■ **Source text**
━━━━━━━━━━━━━━━━

Tim Oldman is the CEO and Founder of Leesman and has been named CEO of the Year, for ‘Most Innovative in Media’. Leesman launched in 2010 and has grown to become the world’s largest independent employee workplace experience benchmarking tool, successfully changing the way organisations think about their corporate workplaces. Oldman has built a global reputation for Leesman as drivers of innovation and pioneers of change, all based on robust, unbiased evidence of a statistical vigour never before amassed. Here, Oldman writes about the paradigm shift that is occurring in global workplaces.
We are in the midst of a revolution fuelled by an elite group of brands that are resetting our value expectations. This societal swing is changing what we expect of the products, services and spaces we use – including our workplaces. This is the ‘experience revolution’, and our research at Leesman has revealed the mission-critical components needed to respond to that shift.
In pretty much every part of the developed world, productivity growth has been dismal since last decade’s credit crunch. Economists are generally perplexed by this trend. Further fuelling their confusion is the fact their cleverly adjusted new measure of ‘total factor productivity’ is also flat-lining. This gauge was designed to account for the increased dominance of corporations that appear to come from nowhere, employ thousands, file huge profits and attract previously unheard-of valuations, yet typically neither make things nor sell things, feeding us instead with stuff we are seemingly allowed to consume for free. In a really short time frame, these brands have changed the way products and services are conceived. As other brands learn, mimic and follow, they are collectively rewriting our expectation of customer experience.
Of course, we don’t get these brands’ services for free; we pay them with our data. In return, we get access to services delivered with a new style of immersive and participatory customer experience. In the Participation Revolution, a book by Neil Gibb, it is argued that the best of these brands are built on a human connection and emotional synergy, with an ethos based on the ‘why’ and not the ‘what’, where submissive consumers are replaced by active participants. The countless comparable start-up-to-mega-brand success stories are leading sociologists to focus on a common thread. This is the experience revolution.
The global businesses attracting the most attention pretty much all have this new experience at their core. They are participatory businesses. We don’t consume them, we experience them: we are in them. And we’re not talking solely about the ‘social network’ brands. They are typified by brands that are built on the side of the user – not simply for the user to consume but as though the brand is there hanging out with users, fashioning the services the user needs along with them to delight them.

━━━━━━━━━━━━━━━━

Items from a data source:
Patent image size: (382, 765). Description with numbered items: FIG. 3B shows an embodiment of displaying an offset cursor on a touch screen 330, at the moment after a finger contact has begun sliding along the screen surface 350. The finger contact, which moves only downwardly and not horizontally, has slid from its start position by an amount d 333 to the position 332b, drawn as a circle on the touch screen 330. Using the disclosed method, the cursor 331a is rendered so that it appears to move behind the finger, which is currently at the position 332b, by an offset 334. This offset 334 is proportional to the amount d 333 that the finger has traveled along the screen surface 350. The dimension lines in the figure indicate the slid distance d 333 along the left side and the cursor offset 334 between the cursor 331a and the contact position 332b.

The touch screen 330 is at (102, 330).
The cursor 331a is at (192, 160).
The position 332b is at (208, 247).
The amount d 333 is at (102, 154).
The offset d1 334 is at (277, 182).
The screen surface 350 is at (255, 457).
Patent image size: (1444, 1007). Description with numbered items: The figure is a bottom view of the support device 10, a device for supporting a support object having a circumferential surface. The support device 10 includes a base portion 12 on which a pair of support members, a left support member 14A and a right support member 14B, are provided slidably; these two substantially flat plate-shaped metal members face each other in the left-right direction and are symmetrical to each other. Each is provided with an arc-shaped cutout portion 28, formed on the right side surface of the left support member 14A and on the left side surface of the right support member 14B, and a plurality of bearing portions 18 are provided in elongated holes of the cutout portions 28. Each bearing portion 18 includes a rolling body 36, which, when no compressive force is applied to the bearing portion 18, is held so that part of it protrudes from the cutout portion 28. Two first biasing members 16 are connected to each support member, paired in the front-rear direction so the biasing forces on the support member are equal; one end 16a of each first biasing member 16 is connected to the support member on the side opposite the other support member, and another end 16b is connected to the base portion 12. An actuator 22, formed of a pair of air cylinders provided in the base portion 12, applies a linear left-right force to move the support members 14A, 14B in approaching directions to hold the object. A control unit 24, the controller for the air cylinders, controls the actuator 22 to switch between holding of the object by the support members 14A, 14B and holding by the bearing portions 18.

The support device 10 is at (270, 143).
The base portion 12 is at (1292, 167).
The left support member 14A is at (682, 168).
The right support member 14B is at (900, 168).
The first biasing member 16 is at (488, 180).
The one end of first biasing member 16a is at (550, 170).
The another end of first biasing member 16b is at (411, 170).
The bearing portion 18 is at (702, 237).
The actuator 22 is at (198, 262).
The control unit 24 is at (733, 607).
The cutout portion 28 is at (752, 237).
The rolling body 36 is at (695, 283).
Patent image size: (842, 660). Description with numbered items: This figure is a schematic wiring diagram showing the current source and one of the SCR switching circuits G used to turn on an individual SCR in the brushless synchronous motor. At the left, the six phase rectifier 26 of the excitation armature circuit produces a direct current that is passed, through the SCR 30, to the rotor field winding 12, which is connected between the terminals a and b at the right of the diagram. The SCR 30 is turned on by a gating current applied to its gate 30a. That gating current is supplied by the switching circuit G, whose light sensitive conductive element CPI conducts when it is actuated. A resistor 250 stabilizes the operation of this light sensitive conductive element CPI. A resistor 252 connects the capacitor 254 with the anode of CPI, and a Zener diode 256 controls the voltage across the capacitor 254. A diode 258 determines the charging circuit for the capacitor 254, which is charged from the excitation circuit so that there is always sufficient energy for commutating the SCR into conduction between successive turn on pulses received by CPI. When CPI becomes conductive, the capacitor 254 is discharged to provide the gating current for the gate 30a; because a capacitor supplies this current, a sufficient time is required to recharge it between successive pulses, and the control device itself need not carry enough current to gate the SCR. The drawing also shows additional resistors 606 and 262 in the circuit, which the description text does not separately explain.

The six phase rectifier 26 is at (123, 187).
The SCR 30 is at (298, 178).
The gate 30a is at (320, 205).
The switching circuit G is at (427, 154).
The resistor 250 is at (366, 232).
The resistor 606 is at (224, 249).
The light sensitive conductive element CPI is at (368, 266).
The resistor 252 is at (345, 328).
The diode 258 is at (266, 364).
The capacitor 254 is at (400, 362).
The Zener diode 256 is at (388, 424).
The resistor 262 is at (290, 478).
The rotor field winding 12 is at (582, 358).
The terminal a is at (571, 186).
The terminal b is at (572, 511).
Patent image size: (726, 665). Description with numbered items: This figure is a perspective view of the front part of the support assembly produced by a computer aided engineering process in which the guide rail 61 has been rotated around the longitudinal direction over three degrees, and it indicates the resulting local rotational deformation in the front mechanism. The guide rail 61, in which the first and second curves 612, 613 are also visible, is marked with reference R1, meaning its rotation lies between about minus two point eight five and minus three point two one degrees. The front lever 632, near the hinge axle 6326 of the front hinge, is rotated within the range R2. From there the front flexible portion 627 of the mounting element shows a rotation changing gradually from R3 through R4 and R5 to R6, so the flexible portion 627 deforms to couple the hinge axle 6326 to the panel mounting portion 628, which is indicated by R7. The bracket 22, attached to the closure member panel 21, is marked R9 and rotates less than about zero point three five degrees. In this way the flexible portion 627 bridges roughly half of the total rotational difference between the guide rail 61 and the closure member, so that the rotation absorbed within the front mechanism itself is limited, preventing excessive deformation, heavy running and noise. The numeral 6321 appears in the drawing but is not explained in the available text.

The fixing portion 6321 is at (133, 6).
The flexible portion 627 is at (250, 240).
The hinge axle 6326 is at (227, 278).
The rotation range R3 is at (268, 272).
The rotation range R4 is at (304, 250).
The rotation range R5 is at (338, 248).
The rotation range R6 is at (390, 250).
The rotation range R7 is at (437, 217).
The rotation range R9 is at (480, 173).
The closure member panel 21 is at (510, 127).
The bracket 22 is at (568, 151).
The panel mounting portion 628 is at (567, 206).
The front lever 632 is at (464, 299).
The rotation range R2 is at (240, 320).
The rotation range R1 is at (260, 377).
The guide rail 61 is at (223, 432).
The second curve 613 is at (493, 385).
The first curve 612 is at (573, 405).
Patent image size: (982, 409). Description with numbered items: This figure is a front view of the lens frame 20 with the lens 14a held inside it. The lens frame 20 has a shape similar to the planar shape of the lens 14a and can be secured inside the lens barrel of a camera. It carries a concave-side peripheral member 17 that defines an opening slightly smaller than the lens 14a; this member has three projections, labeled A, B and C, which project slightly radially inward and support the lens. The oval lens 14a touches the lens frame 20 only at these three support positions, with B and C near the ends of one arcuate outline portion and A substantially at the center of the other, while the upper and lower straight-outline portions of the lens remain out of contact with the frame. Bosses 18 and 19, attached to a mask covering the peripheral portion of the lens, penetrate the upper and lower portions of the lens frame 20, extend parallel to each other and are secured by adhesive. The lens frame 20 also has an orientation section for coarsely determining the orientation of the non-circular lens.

━━━━━━━━━━━━━━━━

■ **Exercise instructions**
In the article on the experience revolution, what year did Leesman launch?

■ **Full solution**
2010